INSTRUCTIONS FOR THE TASK »
Restate the data word for word and leave the images out.

TASK INPUTS »

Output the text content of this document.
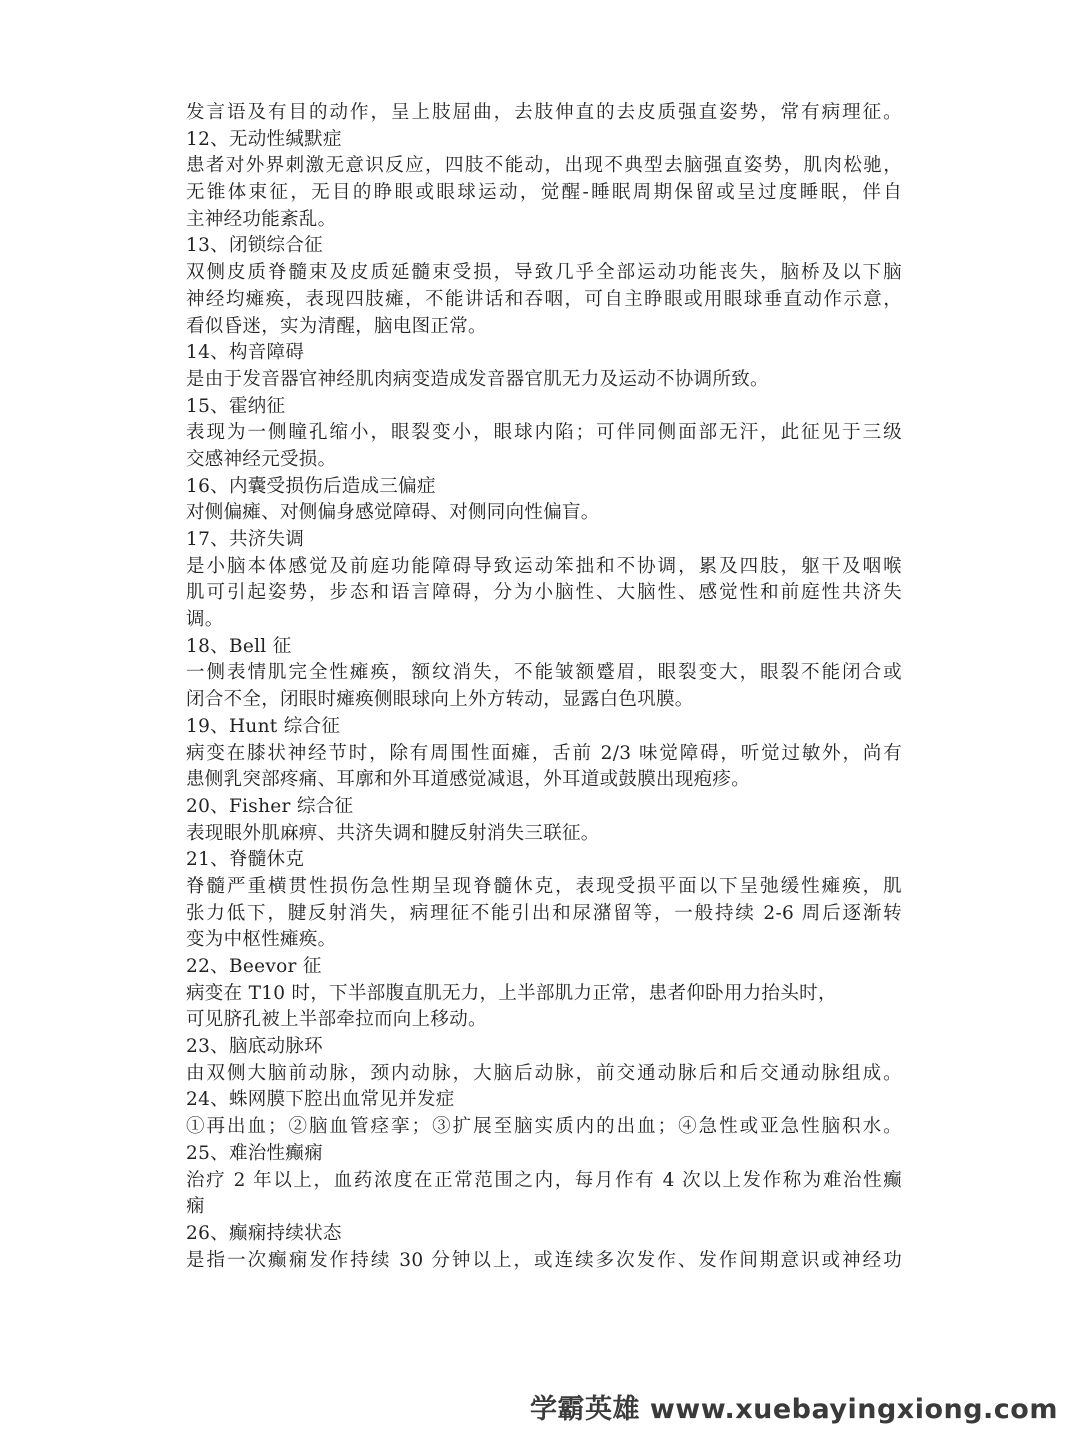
发言语及有目的动作，呈上肢屈曲，去肢伸直的去皮质强直姿势，常有病理征。
12、无动性缄默症
患者对外界刺激无意识反应，四肢不能动，出现不典型去脑强直姿势，肌肉松驰，
无锥体束征，无目的睁眼或眼球运动，觉醒-睡眠周期保留或呈过度睡眠，伴自
主神经功能紊乱。
13、闭锁综合征
双侧皮质脊髓束及皮质延髓束受损，导致几乎全部运动功能丧失，脑桥及以下脑
神经均瘫痪，表现四肢瘫，不能讲话和吞咽，可自主睁眼或用眼球垂直动作示意，
看似昏迷，实为清醒，脑电图正常。
14、构音障碍
是由于发音器官神经肌肉病变造成发音器官肌无力及运动不协调所致。
15、霍纳征
表现为一侧瞳孔缩小，眼裂变小，眼球内陷；可伴同侧面部无汗，此征见于三级
交感神经元受损。
16、内囊受损伤后造成三偏症
对侧偏瘫、对侧偏身感觉障碍、对侧同向性偏盲。
17、共济失调
是小脑本体感觉及前庭功能障碍导致运动笨拙和不协调，累及四肢，躯干及咽喉
肌可引起姿势，步态和语言障碍，分为小脑性、大脑性、感觉性和前庭性共济失
调。
18、Bell 征
一侧表情肌完全性瘫痪，额纹消失，不能皱额蹙眉，眼裂变大，眼裂不能闭合或
闭合不全，闭眼时瘫痪侧眼球向上外方转动，显露白色巩膜。
19、Hunt 综合征
病变在膝状神经节时，除有周围性面瘫，舌前 2/3 味觉障碍，听觉过敏外，尚有
患侧乳突部疼痛、耳廓和外耳道感觉减退，外耳道或鼓膜出现疱疹。
20、Fisher 综合征
表现眼外肌麻痹、共济失调和腱反射消失三联征。
21、脊髓休克
脊髓严重横贯性损伤急性期呈现脊髓休克，表现受损平面以下呈弛缓性瘫痪，肌
张力低下，腱反射消失，病理征不能引出和尿潴留等，一般持续 2-6 周后逐渐转
变为中枢性瘫痪。
22、Beevor 征
病变在 T10 时，下半部腹直肌无力，上半部肌力正常，患者仰卧用力抬头时，
可见脐孔被上半部牵拉而向上移动。
23、脑底动脉环
由双侧大脑前动脉，颈内动脉，大脑后动脉，前交通动脉后和后交通动脉组成。
24、蛛网膜下腔出血常见并发症
①再出血；②脑血管痉挛；③扩展至脑实质内的出血；④急性或亚急性脑积水。
25、难治性癫痫
治疗 2 年以上，血药浓度在正常范围之内，每月作有 4 次以上发作称为难治性癫
痫
26、癫痫持续状态
是指一次癫痫发作持续 30 分钟以上，或连续多次发作、发作间期意识或神经功
学霸英雄 www.xuebayingxiong.com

ANSWER FOR THIS EXERCISE »
Output the text content of this document.
发言语及有目的动作，呈上肢屈曲，去肢伸直的去皮质强直姿势，常有病理征。
12、无动性缄默症
患者对外界刺激无意识反应，四肢不能动，出现不典型去脑强直姿势，肌肉松驰，
无锥体束征，无目的睁眼或眼球运动，觉醒-睡眠周期保留或呈过度睡眠，伴自
主神经功能紊乱。
13、闭锁综合征
双侧皮质脊髓束及皮质延髓束受损，导致几乎全部运动功能丧失，脑桥及以下脑
神经均瘫痪，表现四肢瘫，不能讲话和吞咽，可自主睁眼或用眼球垂直动作示意，
看似昏迷，实为清醒，脑电图正常。
14、构音障碍
是由于发音器官神经肌肉病变造成发音器官肌无力及运动不协调所致。
15、霍纳征
表现为一侧瞳孔缩小，眼裂变小，眼球内陷；可伴同侧面部无汗，此征见于三级
交感神经元受损。
16、内囊受损伤后造成三偏症
对侧偏瘫、对侧偏身感觉障碍、对侧同向性偏盲。
17、共济失调
是小脑本体感觉及前庭功能障碍导致运动笨拙和不协调，累及四肢，躯干及咽喉
肌可引起姿势，步态和语言障碍，分为小脑性、大脑性、感觉性和前庭性共济失
调。
18、Bell 征
一侧表情肌完全性瘫痪，额纹消失，不能皱额蹙眉，眼裂变大，眼裂不能闭合或
闭合不全，闭眼时瘫痪侧眼球向上外方转动，显露白色巩膜。
19、Hunt 综合征
病变在膝状神经节时，除有周围性面瘫，舌前 2/3 味觉障碍，听觉过敏外，尚有
患侧乳突部疼痛、耳廓和外耳道感觉减退，外耳道或鼓膜出现疱疹。
20、Fisher 综合征
表现眼外肌麻痹、共济失调和腱反射消失三联征。
21、脊髓休克
脊髓严重横贯性损伤急性期呈现脊髓休克，表现受损平面以下呈弛缓性瘫痪，肌
张力低下，腱反射消失，病理征不能引出和尿潴留等，一般持续 2-6 周后逐渐转
变为中枢性瘫痪。
22、Beevor 征
病变在 T10 时，下半部腹直肌无力，上半部肌力正常，患者仰卧用力抬头时，
可见脐孔被上半部牵拉而向上移动。
23、脑底动脉环
由双侧大脑前动脉，颈内动脉，大脑后动脉，前交通动脉后和后交通动脉组成。
24、蛛网膜下腔出血常见并发症
①再出血；②脑血管痉挛；③扩展至脑实质内的出血；④急性或亚急性脑积水。
25、难治性癫痫
治疗 2 年以上，血药浓度在正常范围之内，每月作有 4 次以上发作称为难治性癫
痫
26、癫痫持续状态
是指一次癫痫发作持续 30 分钟以上，或连续多次发作、发作间期意识或神经功
学霸英雄 www.xuebayingxiong.com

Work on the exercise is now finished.